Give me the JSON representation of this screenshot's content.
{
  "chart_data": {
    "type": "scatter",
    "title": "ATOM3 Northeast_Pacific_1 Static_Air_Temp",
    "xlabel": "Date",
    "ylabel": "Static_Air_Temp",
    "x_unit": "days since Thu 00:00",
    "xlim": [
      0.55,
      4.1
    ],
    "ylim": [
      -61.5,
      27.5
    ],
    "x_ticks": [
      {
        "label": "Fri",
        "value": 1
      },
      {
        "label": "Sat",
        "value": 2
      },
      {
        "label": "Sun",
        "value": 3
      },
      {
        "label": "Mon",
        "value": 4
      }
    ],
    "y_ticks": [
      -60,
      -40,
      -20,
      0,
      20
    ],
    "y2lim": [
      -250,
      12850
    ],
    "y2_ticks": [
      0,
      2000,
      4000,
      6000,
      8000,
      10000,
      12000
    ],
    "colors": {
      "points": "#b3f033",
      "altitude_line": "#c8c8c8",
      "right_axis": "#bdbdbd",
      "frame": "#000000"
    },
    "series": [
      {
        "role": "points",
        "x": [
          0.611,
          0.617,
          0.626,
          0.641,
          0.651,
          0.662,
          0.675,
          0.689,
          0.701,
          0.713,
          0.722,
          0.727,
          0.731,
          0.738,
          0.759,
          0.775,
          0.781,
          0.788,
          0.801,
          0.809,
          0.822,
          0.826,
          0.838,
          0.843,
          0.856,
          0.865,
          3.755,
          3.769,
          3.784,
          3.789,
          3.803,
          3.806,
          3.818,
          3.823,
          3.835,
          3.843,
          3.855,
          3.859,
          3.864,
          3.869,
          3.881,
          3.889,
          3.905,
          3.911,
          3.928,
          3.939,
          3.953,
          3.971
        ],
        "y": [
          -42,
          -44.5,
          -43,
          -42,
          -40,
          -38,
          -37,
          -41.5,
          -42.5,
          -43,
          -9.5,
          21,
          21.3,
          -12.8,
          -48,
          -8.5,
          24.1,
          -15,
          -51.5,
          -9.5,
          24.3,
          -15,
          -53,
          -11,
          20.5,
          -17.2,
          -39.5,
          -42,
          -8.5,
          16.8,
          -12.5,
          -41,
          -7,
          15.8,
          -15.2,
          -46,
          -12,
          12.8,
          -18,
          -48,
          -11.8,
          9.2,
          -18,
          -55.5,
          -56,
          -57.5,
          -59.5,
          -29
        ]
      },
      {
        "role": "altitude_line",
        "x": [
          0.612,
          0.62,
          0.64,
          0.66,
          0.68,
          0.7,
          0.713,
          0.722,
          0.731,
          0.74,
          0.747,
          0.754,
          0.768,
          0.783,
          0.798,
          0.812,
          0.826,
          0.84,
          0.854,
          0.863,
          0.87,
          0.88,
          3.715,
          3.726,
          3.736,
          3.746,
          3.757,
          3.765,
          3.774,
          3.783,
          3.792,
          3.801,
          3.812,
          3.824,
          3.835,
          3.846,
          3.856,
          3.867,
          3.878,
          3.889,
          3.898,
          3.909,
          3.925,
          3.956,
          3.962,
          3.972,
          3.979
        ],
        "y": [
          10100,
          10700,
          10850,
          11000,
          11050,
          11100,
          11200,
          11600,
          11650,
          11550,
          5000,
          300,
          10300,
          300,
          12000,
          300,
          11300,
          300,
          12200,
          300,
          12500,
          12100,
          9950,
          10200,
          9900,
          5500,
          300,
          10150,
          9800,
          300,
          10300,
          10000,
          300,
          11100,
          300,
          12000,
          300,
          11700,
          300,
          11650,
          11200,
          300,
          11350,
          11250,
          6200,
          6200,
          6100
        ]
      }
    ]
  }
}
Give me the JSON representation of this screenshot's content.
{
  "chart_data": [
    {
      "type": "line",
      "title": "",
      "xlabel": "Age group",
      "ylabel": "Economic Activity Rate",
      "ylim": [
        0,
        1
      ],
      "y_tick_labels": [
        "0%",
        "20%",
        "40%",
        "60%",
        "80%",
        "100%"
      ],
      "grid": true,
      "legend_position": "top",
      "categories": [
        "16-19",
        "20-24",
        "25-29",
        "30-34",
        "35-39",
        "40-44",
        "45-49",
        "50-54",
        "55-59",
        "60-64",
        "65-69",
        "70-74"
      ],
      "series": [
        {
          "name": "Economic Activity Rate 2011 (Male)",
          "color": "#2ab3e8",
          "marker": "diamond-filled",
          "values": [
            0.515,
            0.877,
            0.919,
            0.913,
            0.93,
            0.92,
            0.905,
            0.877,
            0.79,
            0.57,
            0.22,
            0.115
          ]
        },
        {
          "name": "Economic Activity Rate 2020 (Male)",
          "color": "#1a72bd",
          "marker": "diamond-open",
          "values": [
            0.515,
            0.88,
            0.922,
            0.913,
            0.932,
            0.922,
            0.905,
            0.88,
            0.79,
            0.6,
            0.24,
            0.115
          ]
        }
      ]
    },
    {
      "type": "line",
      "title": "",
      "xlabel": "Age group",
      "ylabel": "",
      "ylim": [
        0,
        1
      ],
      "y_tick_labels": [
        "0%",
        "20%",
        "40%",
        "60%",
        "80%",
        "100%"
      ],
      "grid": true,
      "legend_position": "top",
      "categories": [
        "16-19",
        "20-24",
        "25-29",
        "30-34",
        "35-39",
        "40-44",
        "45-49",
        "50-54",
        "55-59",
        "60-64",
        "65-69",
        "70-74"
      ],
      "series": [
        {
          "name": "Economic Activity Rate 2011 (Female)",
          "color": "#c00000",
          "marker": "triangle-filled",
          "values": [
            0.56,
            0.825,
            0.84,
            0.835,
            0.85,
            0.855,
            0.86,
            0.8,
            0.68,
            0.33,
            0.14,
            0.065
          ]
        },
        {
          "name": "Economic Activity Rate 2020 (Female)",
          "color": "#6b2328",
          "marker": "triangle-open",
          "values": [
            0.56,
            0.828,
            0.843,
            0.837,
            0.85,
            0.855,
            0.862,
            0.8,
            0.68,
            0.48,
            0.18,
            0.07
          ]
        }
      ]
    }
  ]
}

> **GIVEN EXERCISE**
Return all of the entries word for word.

> **CORRECT OUTPUT**
Give me the JSON representation of this screenshot's content.
{
  "chart_data": {
    "type": "scatter",
    "title": "ATOM3 Northeast_Pacific_1 Static_Air_Temp",
    "xlabel": "Date",
    "ylabel": "Static_Air_Temp",
    "x_unit": "days since Thu 00:00",
    "xlim": [
      0.55,
      4.1
    ],
    "ylim": [
      -61.5,
      27.5
    ],
    "x_ticks": [
      {
        "label": "Fri",
        "value": 1
      },
      {
        "label": "Sat",
        "value": 2
      },
      {
        "label": "Sun",
        "value": 3
      },
      {
        "label": "Mon",
        "value": 4
      }
    ],
    "y_ticks": [
      -60,
      -40,
      -20,
      0,
      20
    ],
    "y2lim": [
      -250,
      12850
    ],
    "y2_ticks": [
      0,
      2000,
      4000,
      6000,
      8000,
      10000,
      12000
    ],
    "colors": {
      "points": "#b3f033",
      "altitude_line": "#c8c8c8",
      "right_axis": "#bdbdbd",
      "frame": "#000000"
    },
    "series": [
      {
        "role": "points",
        "x": [
          0.611,
          0.617,
          0.626,
          0.641,
          0.651,
          0.662,
          0.675,
          0.689,
          0.701,
          0.713,
          0.722,
          0.727,
          0.731,
          0.738,
          0.759,
          0.775,
          0.781,
          0.788,
          0.801,
          0.809,
          0.822,
          0.826,
          0.838,
          0.843,
          0.856,
          0.865,
          3.755,
          3.769,
          3.784,
          3.789,
          3.803,
          3.806,
          3.818,
          3.823,
          3.835,
          3.843,
          3.855,
          3.859,
          3.864,
          3.869,
          3.881,
          3.889,
          3.905,
          3.911,
          3.928,
          3.939,
          3.953,
          3.971
        ],
        "y": [
          -42,
          -44.5,
          -43,
          -42,
          -40,
          -38,
          -37,
          -41.5,
          -42.5,
          -43,
          -9.5,
          21,
          21.3,
          -12.8,
          -48,
          -8.5,
          24.1,
          -15,
          -51.5,
          -9.5,
          24.3,
          -15,
          -53,
          -11,
          20.5,
          -17.2,
          -39.5,
          -42,
          -8.5,
          16.8,
          -12.5,
          -41,
          -7,
          15.8,
          -15.2,
          -46,
          -12,
          12.8,
          -18,
          -48,
          -11.8,
          9.2,
          -18,
          -55.5,
          -56,
          -57.5,
          -59.5,
          -29
        ]
      },
      {
        "role": "altitude_line",
        "x": [
          0.612,
          0.62,
          0.64,
          0.66,
          0.68,
          0.7,
          0.713,
          0.722,
          0.731,
          0.74,
          0.747,
          0.754,
          0.768,
          0.783,
          0.798,
          0.812,
          0.826,
          0.84,
          0.854,
          0.863,
          0.87,
          0.88,
          3.715,
          3.726,
          3.736,
          3.746,
          3.757,
          3.765,
          3.774,
          3.783,
          3.792,
          3.801,
          3.812,
          3.824,
          3.835,
          3.846,
          3.856,
          3.867,
          3.878,
          3.889,
          3.898,
          3.909,
          3.925,
          3.956,
          3.962,
          3.972,
          3.979
        ],
        "y": [
          10100,
          10700,
          10850,
          11000,
          11050,
          11100,
          11200,
          11600,
          11650,
          11550,
          5000,
          300,
          10300,
          300,
          12000,
          300,
          11300,
          300,
          12200,
          300,
          12500,
          12100,
          9950,
          10200,
          9900,
          5500,
          300,
          10150,
          9800,
          300,
          10300,
          10000,
          300,
          11100,
          300,
          12000,
          300,
          11700,
          300,
          11650,
          11200,
          300,
          11350,
          11250,
          6200,
          6200,
          6100
        ]
      }
    ]
  }
}
Give me the JSON representation of this screenshot's content.
{
  "chart_data": [
    {
      "type": "line",
      "title": "",
      "xlabel": "Age group",
      "ylabel": "Economic Activity Rate",
      "ylim": [
        0,
        1
      ],
      "y_tick_labels": [
        "0%",
        "20%",
        "40%",
        "60%",
        "80%",
        "100%"
      ],
      "grid": true,
      "legend_position": "top",
      "categories": [
        "16-19",
        "20-24",
        "25-29",
        "30-34",
        "35-39",
        "40-44",
        "45-49",
        "50-54",
        "55-59",
        "60-64",
        "65-69",
        "70-74"
      ],
      "series": [
        {
          "name": "Economic Activity Rate 2011 (Male)",
          "color": "#2ab3e8",
          "marker": "diamond-filled",
          "values": [
            0.515,
            0.877,
            0.919,
            0.913,
            0.93,
            0.92,
            0.905,
            0.877,
            0.79,
            0.57,
            0.22,
            0.115
          ]
        },
        {
          "name": "Economic Activity Rate 2020 (Male)",
          "color": "#1a72bd",
          "marker": "diamond-open",
          "values": [
            0.515,
            0.88,
            0.922,
            0.913,
            0.932,
            0.922,
            0.905,
            0.88,
            0.79,
            0.6,
            0.24,
            0.115
          ]
        }
      ]
    },
    {
      "type": "line",
      "title": "",
      "xlabel": "Age group",
      "ylabel": "",
      "ylim": [
        0,
        1
      ],
      "y_tick_labels": [
        "0%",
        "20%",
        "40%",
        "60%",
        "80%",
        "100%"
      ],
      "grid": true,
      "legend_position": "top",
      "categories": [
        "16-19",
        "20-24",
        "25-29",
        "30-34",
        "35-39",
        "40-44",
        "45-49",
        "50-54",
        "55-59",
        "60-64",
        "65-69",
        "70-74"
      ],
      "series": [
        {
          "name": "Economic Activity Rate 2011 (Female)",
          "color": "#c00000",
          "marker": "triangle-filled",
          "values": [
            0.56,
            0.825,
            0.84,
            0.835,
            0.85,
            0.855,
            0.86,
            0.8,
            0.68,
            0.33,
            0.14,
            0.065
          ]
        },
        {
          "name": "Economic Activity Rate 2020 (Female)",
          "color": "#6b2328",
          "marker": "triangle-open",
          "values": [
            0.56,
            0.828,
            0.843,
            0.837,
            0.85,
            0.855,
            0.862,
            0.8,
            0.68,
            0.48,
            0.18,
            0.07
          ]
        }
      ]
    }
  ]
}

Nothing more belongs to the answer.